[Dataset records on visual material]
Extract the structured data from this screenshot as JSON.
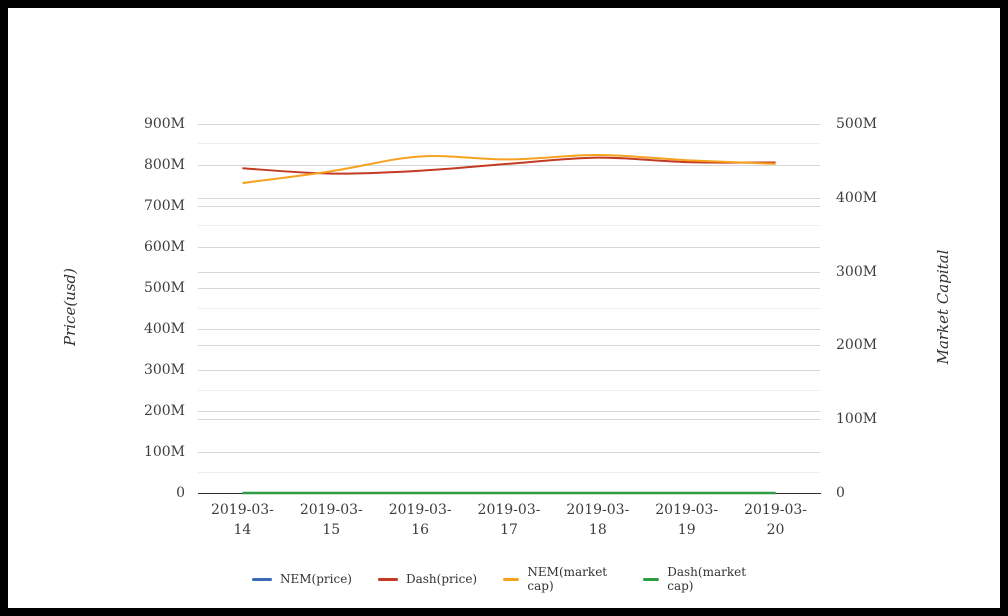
{
  "chart_data": {
    "type": "line",
    "smooth": true,
    "grid": true,
    "legend_position": "bottom",
    "categories": [
      "2019-03-14",
      "2019-03-15",
      "2019-03-16",
      "2019-03-17",
      "2019-03-18",
      "2019-03-19",
      "2019-03-20"
    ],
    "category_label_lines": [
      [
        "2019-03-",
        "14"
      ],
      [
        "2019-03-",
        "15"
      ],
      [
        "2019-03-",
        "16"
      ],
      [
        "2019-03-",
        "17"
      ],
      [
        "2019-03-",
        "18"
      ],
      [
        "2019-03-",
        "19"
      ],
      [
        "2019-03-",
        "20"
      ]
    ],
    "left_axis": {
      "title": "Price(usd)",
      "min": 0,
      "max": 900,
      "tick_step": 100,
      "unit": "M",
      "tick_labels": [
        "0",
        "100M",
        "200M",
        "300M",
        "400M",
        "500M",
        "600M",
        "700M",
        "800M",
        "900M"
      ]
    },
    "right_axis": {
      "title": "Market Capital",
      "min": 0,
      "max": 500,
      "tick_step": 100,
      "unit": "M",
      "tick_labels": [
        "0",
        "100M",
        "200M",
        "300M",
        "400M",
        "500M"
      ]
    },
    "series": [
      {
        "id": "nem-price",
        "name": "NEM(price)",
        "axis": "left",
        "color": "#3a6cb4",
        "unit": "M",
        "values": [
          0,
          0,
          0,
          0,
          0,
          0,
          0
        ]
      },
      {
        "id": "dash-price",
        "name": "Dash(price)",
        "axis": "left",
        "color": "#c23b22",
        "unit": "M",
        "values": [
          792,
          779,
          786,
          803,
          818,
          807,
          806
        ]
      },
      {
        "id": "nem-market-cap",
        "name": "NEM(market cap)",
        "axis": "right",
        "color": "#f6a220",
        "unit": "M",
        "values": [
          420,
          436,
          456,
          452,
          458,
          451,
          446
        ]
      },
      {
        "id": "dash-market-cap",
        "name": "Dash(market cap)",
        "axis": "right",
        "color": "#2f9d44",
        "unit": "M",
        "values": [
          0,
          0,
          0,
          0,
          0,
          0,
          0
        ]
      }
    ],
    "colors": {
      "gridline": "#d7d7d7",
      "minor_gridline": "#eeeeee",
      "axis_line": "#2f2f2f",
      "tick_text": "#3d3d3d",
      "axis_title_text": "#333333",
      "legend_text": "#333333",
      "frame": "#000000",
      "background": "#ffffff"
    }
  }
}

The request | Repeat the material above in full and exactly, omitting the pictures.

Reply to the exercise |
Extract the structured data from this screenshot as JSON.
{
  "chart_data": {
    "type": "line",
    "smooth": true,
    "grid": true,
    "legend_position": "bottom",
    "categories": [
      "2019-03-14",
      "2019-03-15",
      "2019-03-16",
      "2019-03-17",
      "2019-03-18",
      "2019-03-19",
      "2019-03-20"
    ],
    "category_label_lines": [
      [
        "2019-03-",
        "14"
      ],
      [
        "2019-03-",
        "15"
      ],
      [
        "2019-03-",
        "16"
      ],
      [
        "2019-03-",
        "17"
      ],
      [
        "2019-03-",
        "18"
      ],
      [
        "2019-03-",
        "19"
      ],
      [
        "2019-03-",
        "20"
      ]
    ],
    "left_axis": {
      "title": "Price(usd)",
      "min": 0,
      "max": 900,
      "tick_step": 100,
      "unit": "M",
      "tick_labels": [
        "0",
        "100M",
        "200M",
        "300M",
        "400M",
        "500M",
        "600M",
        "700M",
        "800M",
        "900M"
      ]
    },
    "right_axis": {
      "title": "Market Capital",
      "min": 0,
      "max": 500,
      "tick_step": 100,
      "unit": "M",
      "tick_labels": [
        "0",
        "100M",
        "200M",
        "300M",
        "400M",
        "500M"
      ]
    },
    "series": [
      {
        "id": "nem-price",
        "name": "NEM(price)",
        "axis": "left",
        "color": "#3a6cb4",
        "unit": "M",
        "values": [
          0,
          0,
          0,
          0,
          0,
          0,
          0
        ]
      },
      {
        "id": "dash-price",
        "name": "Dash(price)",
        "axis": "left",
        "color": "#c23b22",
        "unit": "M",
        "values": [
          792,
          779,
          786,
          803,
          818,
          807,
          806
        ]
      },
      {
        "id": "nem-market-cap",
        "name": "NEM(market cap)",
        "axis": "right",
        "color": "#f6a220",
        "unit": "M",
        "values": [
          420,
          436,
          456,
          452,
          458,
          451,
          446
        ]
      },
      {
        "id": "dash-market-cap",
        "name": "Dash(market cap)",
        "axis": "right",
        "color": "#2f9d44",
        "unit": "M",
        "values": [
          0,
          0,
          0,
          0,
          0,
          0,
          0
        ]
      }
    ],
    "colors": {
      "gridline": "#d7d7d7",
      "minor_gridline": "#eeeeee",
      "axis_line": "#2f2f2f",
      "tick_text": "#3d3d3d",
      "axis_title_text": "#333333",
      "legend_text": "#333333",
      "frame": "#000000",
      "background": "#ffffff"
    }
  }
}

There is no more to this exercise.